■ **TASK REQUIREMENTS**
- 1) The ciftiTools introduction says that recent neuroimaging studies use the CIFTI-2 format. In one to three sentences, explain why, using the reason it gives.
- 2) Pick up the ciftiTools introduction after its final sentence and keep writing it.
--- start DOCUMENT EXCERPT ---
In mandymejia/ciftiTools: Tools for Reading, Writing, Viewing and Manipulating CIFTI Files

library(knitr)
knitr::opts_chunk$set(autodep = TRUE, cache = FALSE)

ciftiTools is an R package for working with CIFTI-2 format brain imaging data. Used in conjunction with GIFTI surface geometry files, CIFTI files enable surface-based analysis of gray matter data, which has several advantages over traditional volumetric/voxel-based analysis. Because of this, the CIFTI-2 format is used by recent neuroimaging studies including the Human Connectome Project (HCP). ciftiTools supports reading, writing, visualizing, resampling, and other operations for CIFTI files with the ".dscalar.nii", ".dtseries.nii", and ".dlabel.nii" intents. Several of these operations are made possible by the Connectome Workbench.
--- end DOCUMENT EXCERPT ---
--- start DATA ---
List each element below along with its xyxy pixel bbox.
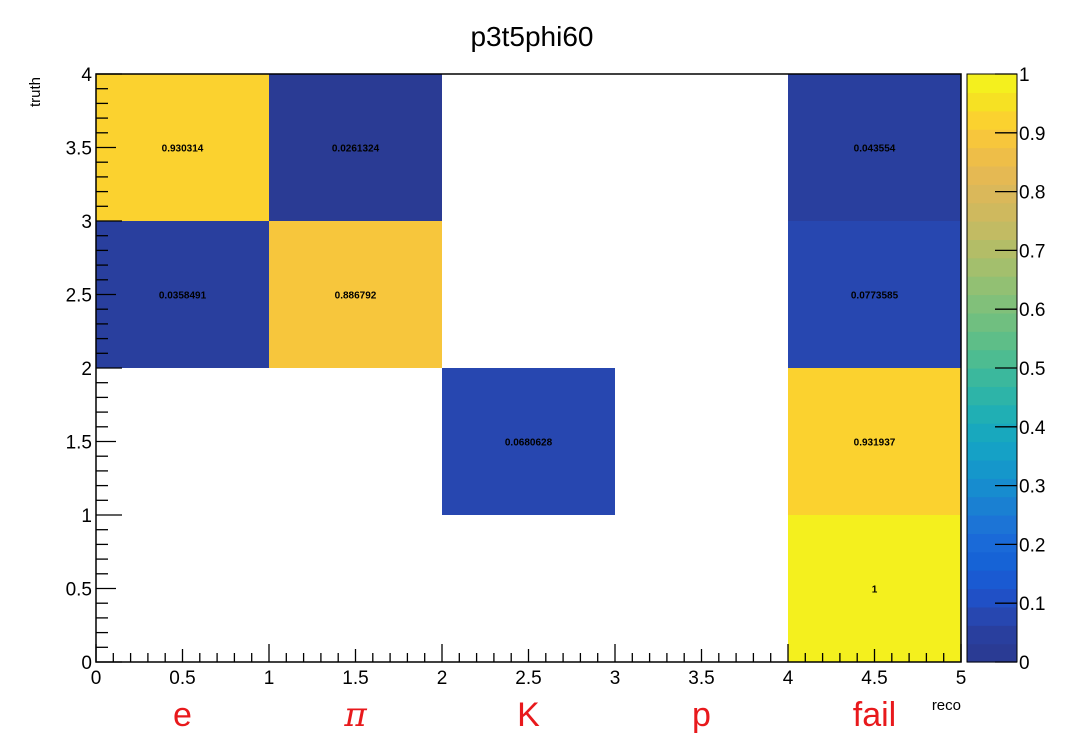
--- end DATA ---
■ **TASK RESPONSES**
- 1) CIFTI files, used together with GIFTI surface geometry files, make surface-based analysis of gray matter data possible. That kind of analysis has several advantages over traditional volumetric/voxel-based analysis. For this reason, recent studies such as the Human Connectome Project (HCP) use the CIFTI-2 format.

- 2)
To get started, the first time you use ciftiTools, install it from either CRAN with install.packages() or Github with devtools::install_github(). Here, we will use the CRAN version.

# Check if package installed. If not, install it.
if(!require('ciftiTools', quietly=TRUE)){
  install.packages('ciftiTools')
  # devtools::install_github('mandymejia/ciftiTools') # development version
}

Now we load the ciftiTools package.

library(ciftiTools)

Next, we indicate where to find the Connectome Workbench. This can be the full path to the Connectome Workbench executable file, or the path to its containing folder, in which case ciftiTools will locate the full path. Here, we will use the latter:

# Replace '~/Desktop/workbench' with the actual path to 
#   the Connectome Workbench folder on your computer.
#   If successful, the path to the Workbench executable will be printed.
ciftiTools.setOption('wb_path', '~/Desktop/workbench')

In this vignette, we will use example data included in the ciftiTools package. The files are originally from NITRC:

• The "MyelinAndCorrThickness" dtseries and dscalar files contain the same data: "MyelinMap_BC_decurv" and "corrThickness". (A dtseries file usually contains fMRI BOLD timeseries data, but that would be too large to include in the package.)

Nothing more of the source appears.